> Written task
Quote the listing below in full and exactly as written, but omit every picture.

── Record excerpts ──

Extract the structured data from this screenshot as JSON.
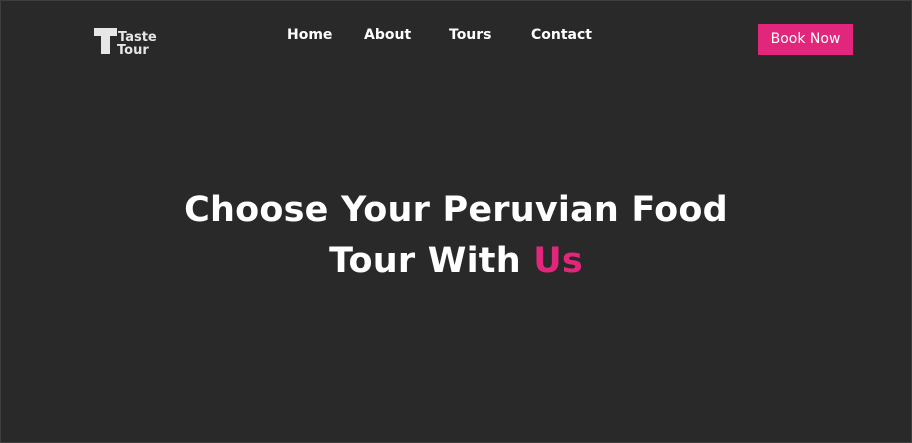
{
  "brand": {
    "logo_line1": "Taste",
    "logo_line2": "Tour"
  },
  "nav": {
    "items": [
      {
        "label": "Home"
      },
      {
        "label": "About"
      },
      {
        "label": "Tours"
      },
      {
        "label": "Contact"
      }
    ],
    "cta_label": "Book Now"
  },
  "hero": {
    "line1": "Choose Your Peruvian Food",
    "line2_prefix": "Tour With",
    "line2_accent": "Us"
  },
  "colors": {
    "background": "#292929",
    "accent": "#e2267b",
    "text": "#ffffff",
    "logo": "#e6e6e6"
  }
}
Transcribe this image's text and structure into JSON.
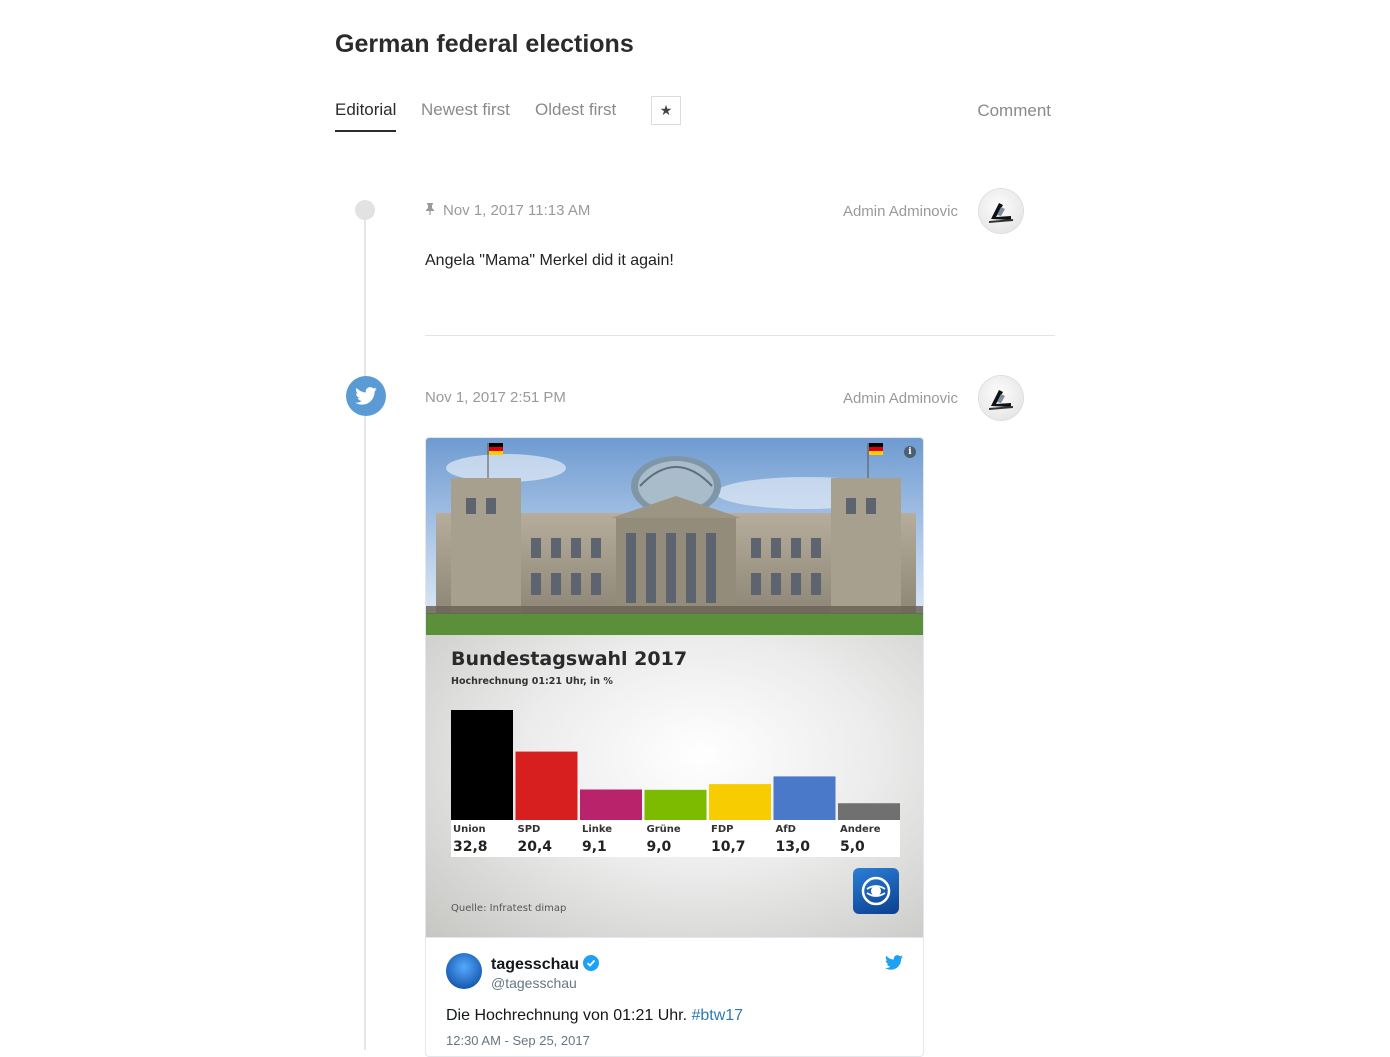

───

> Result for this task
Extract the structured data from this screenshot as JSON.
{
  "brand": {
    "logo_line1": "Taste",
    "logo_line2": "Tour"
  },
  "nav": {
    "items": [
      {
        "label": "Home"
      },
      {
        "label": "About"
      },
      {
        "label": "Tours"
      },
      {
        "label": "Contact"
      }
    ],
    "cta_label": "Book Now"
  },
  "hero": {
    "line1": "Choose Your Peruvian Food",
    "line2_prefix": "Tour With",
    "line2_accent": "Us"
  },
  "colors": {
    "background": "#292929",
    "accent": "#e2267b",
    "text": "#ffffff",
    "logo": "#e6e6e6"
  }
}
Transcribe this image's text and structure into JSON.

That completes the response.